Given problem: From the listing below, pull each line that includes "this".

Recorded information:
_ _ _ _

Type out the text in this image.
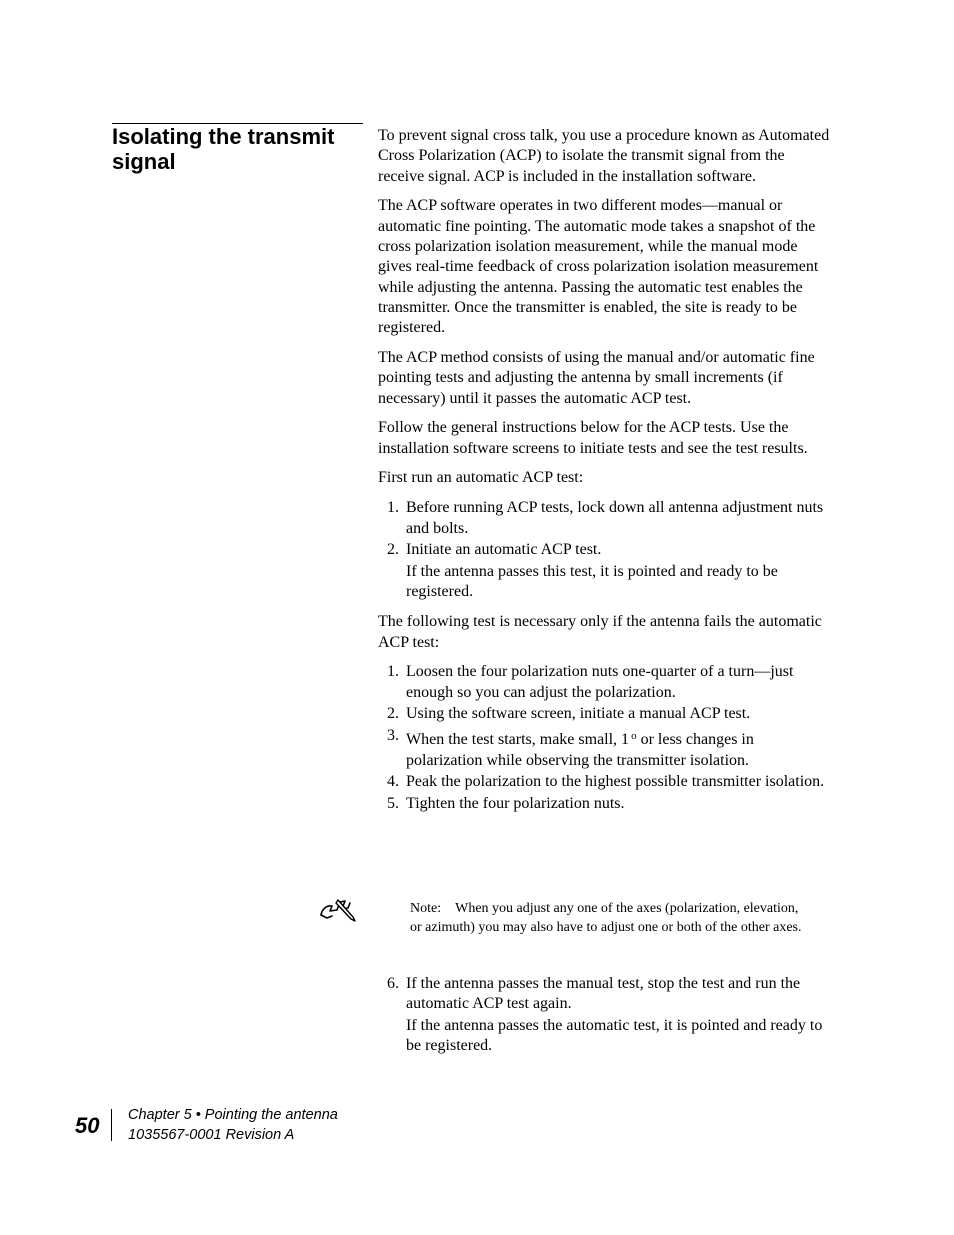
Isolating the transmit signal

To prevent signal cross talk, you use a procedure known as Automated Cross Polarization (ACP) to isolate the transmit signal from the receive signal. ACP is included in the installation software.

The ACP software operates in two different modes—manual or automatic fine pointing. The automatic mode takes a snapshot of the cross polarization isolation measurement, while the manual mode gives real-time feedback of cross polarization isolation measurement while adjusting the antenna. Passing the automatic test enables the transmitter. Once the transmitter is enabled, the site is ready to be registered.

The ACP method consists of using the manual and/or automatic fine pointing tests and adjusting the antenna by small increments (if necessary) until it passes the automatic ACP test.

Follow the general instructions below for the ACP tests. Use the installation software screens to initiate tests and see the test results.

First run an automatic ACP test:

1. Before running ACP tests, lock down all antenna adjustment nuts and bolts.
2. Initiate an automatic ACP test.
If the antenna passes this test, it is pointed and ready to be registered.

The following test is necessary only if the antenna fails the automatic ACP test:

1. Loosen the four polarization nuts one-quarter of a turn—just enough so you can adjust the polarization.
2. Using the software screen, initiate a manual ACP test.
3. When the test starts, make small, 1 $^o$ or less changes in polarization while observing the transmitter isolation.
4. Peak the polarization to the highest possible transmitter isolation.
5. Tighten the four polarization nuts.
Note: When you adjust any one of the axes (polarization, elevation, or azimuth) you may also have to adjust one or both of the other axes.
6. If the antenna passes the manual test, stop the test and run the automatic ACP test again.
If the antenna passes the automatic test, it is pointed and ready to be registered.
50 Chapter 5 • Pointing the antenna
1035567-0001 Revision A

_ _ _ _

Answer to the problem:
Type out the text in this image.
If the antenna passes this test, it is pointed and ready to be registered.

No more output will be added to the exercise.